■ What the task requires ■
Single out the lines of the material that contain "JSON" and copy them.

--- Begin Entries ---

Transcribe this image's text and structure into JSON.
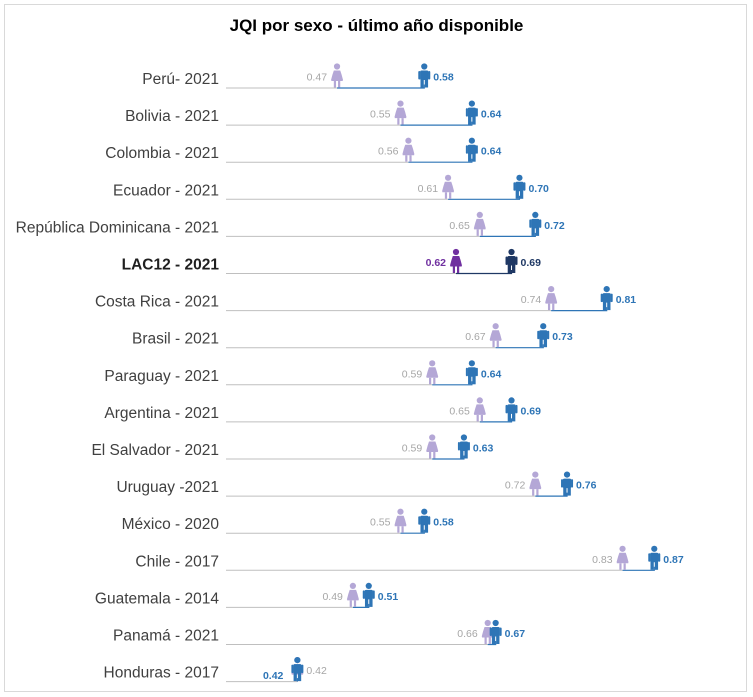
{
  "chart_data": {
    "type": "dot-plot",
    "title": "JQI por sexo - último año disponible",
    "xlabel": "",
    "ylabel": "",
    "xlim": [
      0.33,
      0.91
    ],
    "grid": false,
    "legend": "none",
    "series": [
      {
        "name": "Mujeres",
        "icon": "woman-icon",
        "color": "#b4a7d6"
      },
      {
        "name": "Hombres",
        "icon": "man-icon",
        "color": "#2e75b6"
      }
    ],
    "highlight_colors": {
      "female": "#7030a0",
      "male": "#1f3864"
    },
    "categories": [
      "Perú- 2021",
      "Bolivia - 2021",
      "Colombia - 2021",
      "Ecuador - 2021",
      "República Dominicana - 2021",
      "LAC12 - 2021",
      "Costa Rica - 2021",
      "Brasil - 2021",
      "Paraguay - 2021",
      "Argentina - 2021",
      "El Salvador - 2021",
      "Uruguay -2021",
      "México - 2020",
      "Chile - 2017",
      "Guatemala - 2014",
      "Panamá - 2021",
      "Honduras - 2017"
    ],
    "highlight_category": "LAC12 - 2021",
    "female_values": [
      0.47,
      0.55,
      0.56,
      0.61,
      0.65,
      0.62,
      0.74,
      0.67,
      0.59,
      0.65,
      0.59,
      0.72,
      0.55,
      0.83,
      0.49,
      0.66,
      0.42
    ],
    "male_values": [
      0.58,
      0.64,
      0.64,
      0.7,
      0.72,
      0.69,
      0.81,
      0.73,
      0.64,
      0.69,
      0.63,
      0.76,
      0.58,
      0.87,
      0.51,
      0.67,
      0.42
    ],
    "female_labels": [
      "0.47",
      "0.55",
      "0.56",
      "0.61",
      "0.65",
      "0.62",
      "0.74",
      "0.67",
      "0.59",
      "0.65",
      "0.59",
      "0.72",
      "0.55",
      "0.83",
      "0.49",
      "0.66",
      "0.42"
    ],
    "male_labels": [
      "0.58",
      "0.64",
      "0.64",
      "0.70",
      "0.72",
      "0.69",
      "0.81",
      "0.73",
      "0.64",
      "0.69",
      "0.63",
      "0.76",
      "0.58",
      "0.87",
      "0.51",
      "0.67",
      "0.42"
    ]
  }
}
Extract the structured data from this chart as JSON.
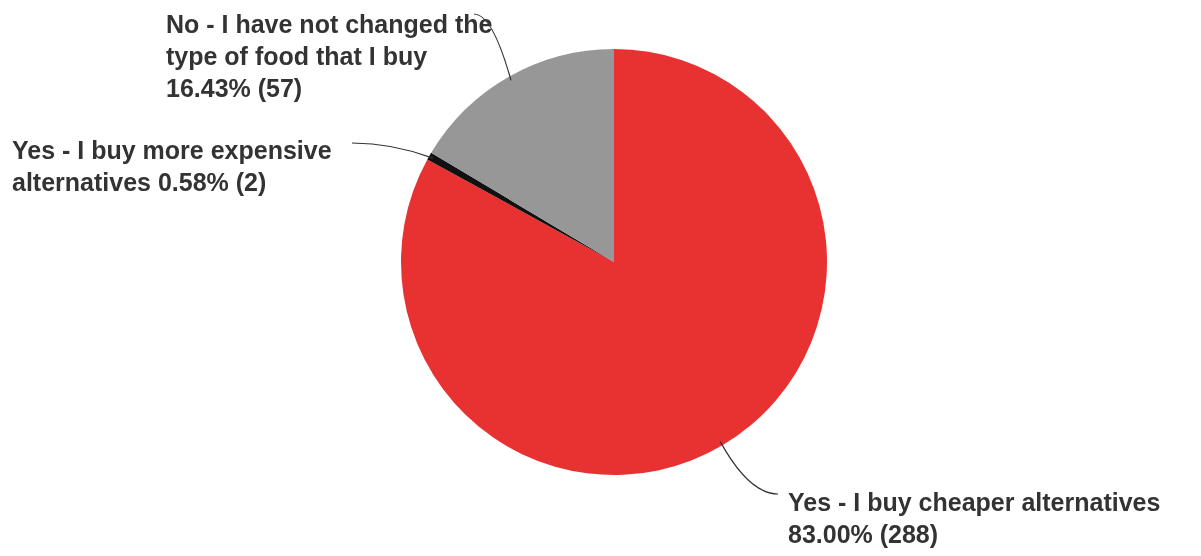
{
  "chart_data": {
    "type": "pie",
    "categories": [
      "Yes - I buy cheaper alternatives",
      "Yes - I buy more expensive alternatives",
      "No - I have not changed the type of food that I buy"
    ],
    "values": [
      288,
      2,
      57
    ],
    "value_labels": [
      "83.00% (288)",
      "0.58% (2)",
      "16.43% (57)"
    ],
    "colors": [
      "#e83232",
      "#111111",
      "#979797"
    ],
    "legend": false
  }
}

--- End Entries ---

■ Exercise output ■
Transcribe this image's text and structure into JSON.
Extract the structured data from this chart as JSON.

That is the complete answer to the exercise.